WHAT YOU ARE ASKED TO DO →
Copy down all of the data underneath, exactly as shown.

RECORD EXCERPTS →
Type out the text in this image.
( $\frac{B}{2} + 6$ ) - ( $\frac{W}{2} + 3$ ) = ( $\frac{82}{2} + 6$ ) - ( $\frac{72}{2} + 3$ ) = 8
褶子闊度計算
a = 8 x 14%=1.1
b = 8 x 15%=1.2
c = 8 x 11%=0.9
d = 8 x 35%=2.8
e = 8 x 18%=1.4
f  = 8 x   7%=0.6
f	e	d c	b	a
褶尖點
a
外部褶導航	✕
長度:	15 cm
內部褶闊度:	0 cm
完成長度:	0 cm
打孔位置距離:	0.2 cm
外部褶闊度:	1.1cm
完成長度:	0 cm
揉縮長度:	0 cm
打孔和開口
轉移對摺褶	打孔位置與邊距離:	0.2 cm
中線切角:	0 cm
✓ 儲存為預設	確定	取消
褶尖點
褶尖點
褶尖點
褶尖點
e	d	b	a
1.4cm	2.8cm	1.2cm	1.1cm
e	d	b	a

THE SOLUTION →
Type out the text in this image.
( $\frac{B}{2} + 6$ ) - ( $\frac{W}{2} + 3$ ) = ( $\frac{82}{2} + 6$ ) - ( $\frac{72}{2} + 3$ ) = 8
褶子闊度計算
a = 8 x 14%=1.1
b = 8 x 15%=1.2
c = 8 x 11%=0.9
d = 8 x 35%=2.8
e = 8 x 18%=1.4
f  = 8 x   7%=0.6
f	e	d c	b	a
褶尖點
a
外部褶導航	✕
長度:	15 cm
內部褶闊度:	0 cm
完成長度:	0 cm
打孔位置距離:	0.2 cm
外部褶闊度:	1.1cm
完成長度:	0 cm
揉縮長度:	0 cm
打孔和開口
轉移對摺褶	打孔位置與邊距離:	0.2 cm
中線切角:	0 cm
✓ 儲存為預設	確定	取消
褶尖點
褶尖點
褶尖點
褶尖點
e	d	b	a
1.4cm	2.8cm	1.2cm	1.1cm
e	d	b	a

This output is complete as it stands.